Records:
......
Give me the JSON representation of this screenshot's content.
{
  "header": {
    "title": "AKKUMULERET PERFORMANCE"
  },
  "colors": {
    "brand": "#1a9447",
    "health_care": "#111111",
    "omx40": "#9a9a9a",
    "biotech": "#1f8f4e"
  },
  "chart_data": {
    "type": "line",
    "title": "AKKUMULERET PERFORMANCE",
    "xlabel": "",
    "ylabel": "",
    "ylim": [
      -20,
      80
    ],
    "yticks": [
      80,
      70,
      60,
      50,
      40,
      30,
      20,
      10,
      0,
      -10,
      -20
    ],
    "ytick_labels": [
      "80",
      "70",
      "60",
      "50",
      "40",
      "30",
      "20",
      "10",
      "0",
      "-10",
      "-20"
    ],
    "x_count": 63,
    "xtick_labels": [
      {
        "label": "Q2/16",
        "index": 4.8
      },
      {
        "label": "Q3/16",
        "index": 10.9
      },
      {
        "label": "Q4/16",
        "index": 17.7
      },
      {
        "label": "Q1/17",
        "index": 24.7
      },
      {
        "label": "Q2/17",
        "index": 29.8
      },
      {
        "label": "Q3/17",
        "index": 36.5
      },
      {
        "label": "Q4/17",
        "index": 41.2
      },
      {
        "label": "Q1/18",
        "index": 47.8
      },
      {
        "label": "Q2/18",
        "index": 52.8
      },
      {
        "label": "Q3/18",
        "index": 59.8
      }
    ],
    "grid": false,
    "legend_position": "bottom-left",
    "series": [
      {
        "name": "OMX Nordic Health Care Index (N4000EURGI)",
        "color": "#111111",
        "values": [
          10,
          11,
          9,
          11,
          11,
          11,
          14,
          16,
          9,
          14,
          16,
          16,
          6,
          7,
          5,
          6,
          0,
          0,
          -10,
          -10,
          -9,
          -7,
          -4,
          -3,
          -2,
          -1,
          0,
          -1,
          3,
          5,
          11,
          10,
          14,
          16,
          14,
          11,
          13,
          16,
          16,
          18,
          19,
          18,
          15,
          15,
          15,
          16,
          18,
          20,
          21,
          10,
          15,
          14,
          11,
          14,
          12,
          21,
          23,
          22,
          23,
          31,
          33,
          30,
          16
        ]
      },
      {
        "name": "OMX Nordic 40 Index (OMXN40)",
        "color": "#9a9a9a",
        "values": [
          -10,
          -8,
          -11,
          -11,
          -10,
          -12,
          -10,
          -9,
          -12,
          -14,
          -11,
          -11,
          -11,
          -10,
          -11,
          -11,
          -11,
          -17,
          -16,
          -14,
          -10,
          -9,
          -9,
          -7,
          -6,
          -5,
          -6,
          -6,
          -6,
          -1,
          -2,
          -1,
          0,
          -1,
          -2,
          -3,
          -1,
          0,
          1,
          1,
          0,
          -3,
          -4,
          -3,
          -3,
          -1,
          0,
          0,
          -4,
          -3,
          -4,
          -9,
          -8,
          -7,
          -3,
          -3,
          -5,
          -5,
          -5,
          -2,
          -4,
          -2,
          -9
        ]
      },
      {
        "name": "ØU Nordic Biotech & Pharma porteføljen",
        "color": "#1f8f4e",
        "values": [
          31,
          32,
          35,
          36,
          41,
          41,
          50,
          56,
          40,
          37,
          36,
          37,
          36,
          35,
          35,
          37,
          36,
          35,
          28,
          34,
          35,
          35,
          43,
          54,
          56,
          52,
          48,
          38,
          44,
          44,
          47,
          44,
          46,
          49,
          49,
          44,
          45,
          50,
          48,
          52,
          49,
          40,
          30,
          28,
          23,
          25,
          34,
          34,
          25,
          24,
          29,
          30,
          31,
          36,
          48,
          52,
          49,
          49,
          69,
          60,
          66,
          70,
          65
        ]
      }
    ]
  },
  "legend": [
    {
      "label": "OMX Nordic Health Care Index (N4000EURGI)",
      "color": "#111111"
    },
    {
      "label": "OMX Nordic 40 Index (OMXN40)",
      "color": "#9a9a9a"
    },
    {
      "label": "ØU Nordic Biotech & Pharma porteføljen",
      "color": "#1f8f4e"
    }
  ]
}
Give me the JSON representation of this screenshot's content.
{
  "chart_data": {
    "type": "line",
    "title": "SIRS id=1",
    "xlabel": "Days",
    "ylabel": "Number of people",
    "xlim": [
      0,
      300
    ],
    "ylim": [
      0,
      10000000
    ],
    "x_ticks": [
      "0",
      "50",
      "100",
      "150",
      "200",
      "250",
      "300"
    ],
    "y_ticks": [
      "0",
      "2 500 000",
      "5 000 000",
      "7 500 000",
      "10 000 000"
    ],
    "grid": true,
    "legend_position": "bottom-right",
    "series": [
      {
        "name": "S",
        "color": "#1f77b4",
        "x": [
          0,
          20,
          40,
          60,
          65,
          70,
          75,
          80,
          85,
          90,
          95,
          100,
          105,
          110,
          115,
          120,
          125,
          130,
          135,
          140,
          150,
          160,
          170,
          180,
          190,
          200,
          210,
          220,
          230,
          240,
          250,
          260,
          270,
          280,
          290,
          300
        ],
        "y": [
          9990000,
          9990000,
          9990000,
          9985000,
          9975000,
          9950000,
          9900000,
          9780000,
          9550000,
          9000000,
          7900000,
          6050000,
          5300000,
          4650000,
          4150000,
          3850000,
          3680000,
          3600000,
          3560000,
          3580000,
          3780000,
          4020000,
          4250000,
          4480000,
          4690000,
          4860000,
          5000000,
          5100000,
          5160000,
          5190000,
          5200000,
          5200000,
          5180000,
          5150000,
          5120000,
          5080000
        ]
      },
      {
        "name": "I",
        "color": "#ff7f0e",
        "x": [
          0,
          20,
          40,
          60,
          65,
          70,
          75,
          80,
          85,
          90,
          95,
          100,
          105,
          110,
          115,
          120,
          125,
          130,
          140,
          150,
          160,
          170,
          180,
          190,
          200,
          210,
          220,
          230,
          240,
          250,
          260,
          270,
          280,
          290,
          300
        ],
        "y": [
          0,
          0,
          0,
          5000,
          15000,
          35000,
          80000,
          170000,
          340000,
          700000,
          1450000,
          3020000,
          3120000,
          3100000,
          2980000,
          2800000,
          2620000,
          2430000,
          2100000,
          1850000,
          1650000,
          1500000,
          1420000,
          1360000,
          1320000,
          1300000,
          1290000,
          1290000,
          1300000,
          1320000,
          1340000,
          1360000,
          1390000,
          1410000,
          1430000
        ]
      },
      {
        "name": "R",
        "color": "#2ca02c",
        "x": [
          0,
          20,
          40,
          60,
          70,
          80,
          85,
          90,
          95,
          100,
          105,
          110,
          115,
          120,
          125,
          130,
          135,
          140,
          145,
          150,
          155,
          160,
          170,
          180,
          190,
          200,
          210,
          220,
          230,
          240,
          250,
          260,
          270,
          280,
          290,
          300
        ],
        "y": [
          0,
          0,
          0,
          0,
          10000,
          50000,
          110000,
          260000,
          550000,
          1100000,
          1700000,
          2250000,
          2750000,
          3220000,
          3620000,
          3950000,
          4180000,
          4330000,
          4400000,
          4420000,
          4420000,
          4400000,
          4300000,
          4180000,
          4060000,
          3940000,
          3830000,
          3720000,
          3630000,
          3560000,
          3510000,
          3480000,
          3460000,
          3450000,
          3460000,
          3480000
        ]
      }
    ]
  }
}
......
[To be done]:
Reproduce the records above exactly.

[Solution for this task]:
Give me the JSON representation of this screenshot's content.
{
  "header": {
    "title": "AKKUMULERET PERFORMANCE"
  },
  "colors": {
    "brand": "#1a9447",
    "health_care": "#111111",
    "omx40": "#9a9a9a",
    "biotech": "#1f8f4e"
  },
  "chart_data": {
    "type": "line",
    "title": "AKKUMULERET PERFORMANCE",
    "xlabel": "",
    "ylabel": "",
    "ylim": [
      -20,
      80
    ],
    "yticks": [
      80,
      70,
      60,
      50,
      40,
      30,
      20,
      10,
      0,
      -10,
      -20
    ],
    "ytick_labels": [
      "80",
      "70",
      "60",
      "50",
      "40",
      "30",
      "20",
      "10",
      "0",
      "-10",
      "-20"
    ],
    "x_count": 63,
    "xtick_labels": [
      {
        "label": "Q2/16",
        "index": 4.8
      },
      {
        "label": "Q3/16",
        "index": 10.9
      },
      {
        "label": "Q4/16",
        "index": 17.7
      },
      {
        "label": "Q1/17",
        "index": 24.7
      },
      {
        "label": "Q2/17",
        "index": 29.8
      },
      {
        "label": "Q3/17",
        "index": 36.5
      },
      {
        "label": "Q4/17",
        "index": 41.2
      },
      {
        "label": "Q1/18",
        "index": 47.8
      },
      {
        "label": "Q2/18",
        "index": 52.8
      },
      {
        "label": "Q3/18",
        "index": 59.8
      }
    ],
    "grid": false,
    "legend_position": "bottom-left",
    "series": [
      {
        "name": "OMX Nordic Health Care Index (N4000EURGI)",
        "color": "#111111",
        "values": [
          10,
          11,
          9,
          11,
          11,
          11,
          14,
          16,
          9,
          14,
          16,
          16,
          6,
          7,
          5,
          6,
          0,
          0,
          -10,
          -10,
          -9,
          -7,
          -4,
          -3,
          -2,
          -1,
          0,
          -1,
          3,
          5,
          11,
          10,
          14,
          16,
          14,
          11,
          13,
          16,
          16,
          18,
          19,
          18,
          15,
          15,
          15,
          16,
          18,
          20,
          21,
          10,
          15,
          14,
          11,
          14,
          12,
          21,
          23,
          22,
          23,
          31,
          33,
          30,
          16
        ]
      },
      {
        "name": "OMX Nordic 40 Index (OMXN40)",
        "color": "#9a9a9a",
        "values": [
          -10,
          -8,
          -11,
          -11,
          -10,
          -12,
          -10,
          -9,
          -12,
          -14,
          -11,
          -11,
          -11,
          -10,
          -11,
          -11,
          -11,
          -17,
          -16,
          -14,
          -10,
          -9,
          -9,
          -7,
          -6,
          -5,
          -6,
          -6,
          -6,
          -1,
          -2,
          -1,
          0,
          -1,
          -2,
          -3,
          -1,
          0,
          1,
          1,
          0,
          -3,
          -4,
          -3,
          -3,
          -1,
          0,
          0,
          -4,
          -3,
          -4,
          -9,
          -8,
          -7,
          -3,
          -3,
          -5,
          -5,
          -5,
          -2,
          -4,
          -2,
          -9
        ]
      },
      {
        "name": "ØU Nordic Biotech & Pharma porteføljen",
        "color": "#1f8f4e",
        "values": [
          31,
          32,
          35,
          36,
          41,
          41,
          50,
          56,
          40,
          37,
          36,
          37,
          36,
          35,
          35,
          37,
          36,
          35,
          28,
          34,
          35,
          35,
          43,
          54,
          56,
          52,
          48,
          38,
          44,
          44,
          47,
          44,
          46,
          49,
          49,
          44,
          45,
          50,
          48,
          52,
          49,
          40,
          30,
          28,
          23,
          25,
          34,
          34,
          25,
          24,
          29,
          30,
          31,
          36,
          48,
          52,
          49,
          49,
          69,
          60,
          66,
          70,
          65
        ]
      }
    ]
  },
  "legend": [
    {
      "label": "OMX Nordic Health Care Index (N4000EURGI)",
      "color": "#111111"
    },
    {
      "label": "OMX Nordic 40 Index (OMXN40)",
      "color": "#9a9a9a"
    },
    {
      "label": "ØU Nordic Biotech & Pharma porteføljen",
      "color": "#1f8f4e"
    }
  ]
}
Give me the JSON representation of this screenshot's content.
{
  "chart_data": {
    "type": "line",
    "title": "SIRS id=1",
    "xlabel": "Days",
    "ylabel": "Number of people",
    "xlim": [
      0,
      300
    ],
    "ylim": [
      0,
      10000000
    ],
    "x_ticks": [
      "0",
      "50",
      "100",
      "150",
      "200",
      "250",
      "300"
    ],
    "y_ticks": [
      "0",
      "2 500 000",
      "5 000 000",
      "7 500 000",
      "10 000 000"
    ],
    "grid": true,
    "legend_position": "bottom-right",
    "series": [
      {
        "name": "S",
        "color": "#1f77b4",
        "x": [
          0,
          20,
          40,
          60,
          65,
          70,
          75,
          80,
          85,
          90,
          95,
          100,
          105,
          110,
          115,
          120,
          125,
          130,
          135,
          140,
          150,
          160,
          170,
          180,
          190,
          200,
          210,
          220,
          230,
          240,
          250,
          260,
          270,
          280,
          290,
          300
        ],
        "y": [
          9990000,
          9990000,
          9990000,
          9985000,
          9975000,
          9950000,
          9900000,
          9780000,
          9550000,
          9000000,
          7900000,
          6050000,
          5300000,
          4650000,
          4150000,
          3850000,
          3680000,
          3600000,
          3560000,
          3580000,
          3780000,
          4020000,
          4250000,
          4480000,
          4690000,
          4860000,
          5000000,
          5100000,
          5160000,
          5190000,
          5200000,
          5200000,
          5180000,
          5150000,
          5120000,
          5080000
        ]
      },
      {
        "name": "I",
        "color": "#ff7f0e",
        "x": [
          0,
          20,
          40,
          60,
          65,
          70,
          75,
          80,
          85,
          90,
          95,
          100,
          105,
          110,
          115,
          120,
          125,
          130,
          140,
          150,
          160,
          170,
          180,
          190,
          200,
          210,
          220,
          230,
          240,
          250,
          260,
          270,
          280,
          290,
          300
        ],
        "y": [
          0,
          0,
          0,
          5000,
          15000,
          35000,
          80000,
          170000,
          340000,
          700000,
          1450000,
          3020000,
          3120000,
          3100000,
          2980000,
          2800000,
          2620000,
          2430000,
          2100000,
          1850000,
          1650000,
          1500000,
          1420000,
          1360000,
          1320000,
          1300000,
          1290000,
          1290000,
          1300000,
          1320000,
          1340000,
          1360000,
          1390000,
          1410000,
          1430000
        ]
      },
      {
        "name": "R",
        "color": "#2ca02c",
        "x": [
          0,
          20,
          40,
          60,
          70,
          80,
          85,
          90,
          95,
          100,
          105,
          110,
          115,
          120,
          125,
          130,
          135,
          140,
          145,
          150,
          155,
          160,
          170,
          180,
          190,
          200,
          210,
          220,
          230,
          240,
          250,
          260,
          270,
          280,
          290,
          300
        ],
        "y": [
          0,
          0,
          0,
          0,
          10000,
          50000,
          110000,
          260000,
          550000,
          1100000,
          1700000,
          2250000,
          2750000,
          3220000,
          3620000,
          3950000,
          4180000,
          4330000,
          4400000,
          4420000,
          4420000,
          4400000,
          4300000,
          4180000,
          4060000,
          3940000,
          3830000,
          3720000,
          3630000,
          3560000,
          3510000,
          3480000,
          3460000,
          3450000,
          3460000,
          3480000
        ]
      }
    ]
  }
}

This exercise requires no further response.